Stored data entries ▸
▼▼▼
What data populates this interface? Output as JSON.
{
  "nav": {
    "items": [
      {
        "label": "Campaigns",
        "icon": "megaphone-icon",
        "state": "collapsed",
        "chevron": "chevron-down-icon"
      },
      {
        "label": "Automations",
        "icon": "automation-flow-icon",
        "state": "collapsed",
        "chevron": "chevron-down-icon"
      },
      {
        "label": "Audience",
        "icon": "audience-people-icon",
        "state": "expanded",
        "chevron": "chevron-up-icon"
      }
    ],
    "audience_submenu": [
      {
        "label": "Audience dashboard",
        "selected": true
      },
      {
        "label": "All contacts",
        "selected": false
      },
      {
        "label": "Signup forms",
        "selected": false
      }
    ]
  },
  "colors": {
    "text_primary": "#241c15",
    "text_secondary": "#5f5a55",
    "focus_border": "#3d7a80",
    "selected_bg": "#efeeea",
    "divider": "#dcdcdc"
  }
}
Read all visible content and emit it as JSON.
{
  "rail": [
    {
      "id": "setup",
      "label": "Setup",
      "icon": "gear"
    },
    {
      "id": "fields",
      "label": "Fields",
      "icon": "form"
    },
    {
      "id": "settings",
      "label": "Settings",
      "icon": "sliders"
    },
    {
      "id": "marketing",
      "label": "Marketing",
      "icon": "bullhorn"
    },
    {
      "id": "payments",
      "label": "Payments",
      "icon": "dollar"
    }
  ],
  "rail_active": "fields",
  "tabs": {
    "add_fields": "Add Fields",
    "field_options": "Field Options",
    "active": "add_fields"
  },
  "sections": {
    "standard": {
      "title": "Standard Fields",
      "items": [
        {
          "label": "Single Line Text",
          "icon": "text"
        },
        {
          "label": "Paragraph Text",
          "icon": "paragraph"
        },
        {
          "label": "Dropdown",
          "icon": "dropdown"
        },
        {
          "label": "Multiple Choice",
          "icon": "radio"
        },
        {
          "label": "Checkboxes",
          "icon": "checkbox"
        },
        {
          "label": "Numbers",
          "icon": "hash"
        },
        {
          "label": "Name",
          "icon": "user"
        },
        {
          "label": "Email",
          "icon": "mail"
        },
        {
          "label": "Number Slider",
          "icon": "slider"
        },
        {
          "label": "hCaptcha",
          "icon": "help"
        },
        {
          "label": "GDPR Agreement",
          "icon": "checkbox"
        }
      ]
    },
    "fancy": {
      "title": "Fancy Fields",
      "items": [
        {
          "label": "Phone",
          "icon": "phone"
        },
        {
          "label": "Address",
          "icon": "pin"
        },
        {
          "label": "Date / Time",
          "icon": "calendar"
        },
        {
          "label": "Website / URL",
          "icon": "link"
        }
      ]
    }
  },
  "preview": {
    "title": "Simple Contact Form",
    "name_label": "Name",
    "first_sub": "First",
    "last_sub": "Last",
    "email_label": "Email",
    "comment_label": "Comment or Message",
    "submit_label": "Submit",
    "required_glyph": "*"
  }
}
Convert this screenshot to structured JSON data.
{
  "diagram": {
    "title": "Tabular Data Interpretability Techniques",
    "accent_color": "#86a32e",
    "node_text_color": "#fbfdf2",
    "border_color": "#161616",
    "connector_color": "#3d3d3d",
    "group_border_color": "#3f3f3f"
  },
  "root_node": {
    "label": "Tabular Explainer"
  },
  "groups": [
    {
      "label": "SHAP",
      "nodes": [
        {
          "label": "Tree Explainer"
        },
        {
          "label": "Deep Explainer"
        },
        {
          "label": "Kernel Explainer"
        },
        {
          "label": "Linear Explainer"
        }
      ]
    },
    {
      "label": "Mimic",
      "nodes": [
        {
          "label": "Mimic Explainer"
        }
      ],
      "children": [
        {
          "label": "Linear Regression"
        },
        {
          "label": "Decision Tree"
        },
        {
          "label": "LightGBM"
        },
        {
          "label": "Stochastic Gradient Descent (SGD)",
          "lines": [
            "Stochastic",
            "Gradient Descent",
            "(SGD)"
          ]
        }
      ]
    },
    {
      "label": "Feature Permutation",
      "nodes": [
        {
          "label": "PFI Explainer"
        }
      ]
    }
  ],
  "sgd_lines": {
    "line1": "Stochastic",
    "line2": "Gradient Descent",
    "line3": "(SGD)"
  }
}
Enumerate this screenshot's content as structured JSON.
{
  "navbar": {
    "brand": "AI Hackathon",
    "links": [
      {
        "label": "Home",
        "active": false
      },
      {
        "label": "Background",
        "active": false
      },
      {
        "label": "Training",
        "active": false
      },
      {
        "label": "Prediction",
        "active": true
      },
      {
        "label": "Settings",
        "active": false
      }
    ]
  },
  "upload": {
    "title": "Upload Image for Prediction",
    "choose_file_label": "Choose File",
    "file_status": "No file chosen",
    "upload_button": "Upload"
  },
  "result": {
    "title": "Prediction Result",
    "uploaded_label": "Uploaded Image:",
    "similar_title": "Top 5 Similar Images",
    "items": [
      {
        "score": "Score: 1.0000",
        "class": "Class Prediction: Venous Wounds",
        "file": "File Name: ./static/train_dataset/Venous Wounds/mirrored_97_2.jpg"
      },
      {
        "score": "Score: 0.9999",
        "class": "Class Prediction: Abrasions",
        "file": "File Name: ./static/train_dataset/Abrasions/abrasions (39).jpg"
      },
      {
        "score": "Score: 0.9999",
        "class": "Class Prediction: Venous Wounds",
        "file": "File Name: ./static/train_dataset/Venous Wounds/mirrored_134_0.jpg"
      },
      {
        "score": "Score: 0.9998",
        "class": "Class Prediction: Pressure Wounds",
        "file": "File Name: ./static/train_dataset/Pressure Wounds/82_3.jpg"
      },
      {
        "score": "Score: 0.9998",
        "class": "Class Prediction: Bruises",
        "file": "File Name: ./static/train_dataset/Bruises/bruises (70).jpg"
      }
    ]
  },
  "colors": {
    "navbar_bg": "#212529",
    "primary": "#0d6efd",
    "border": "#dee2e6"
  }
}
▲▲▲
Problem requirements ▸ A single figure is required: the number of lines above in which the word "Pressure" occurs.

Answer to the task ▸ 2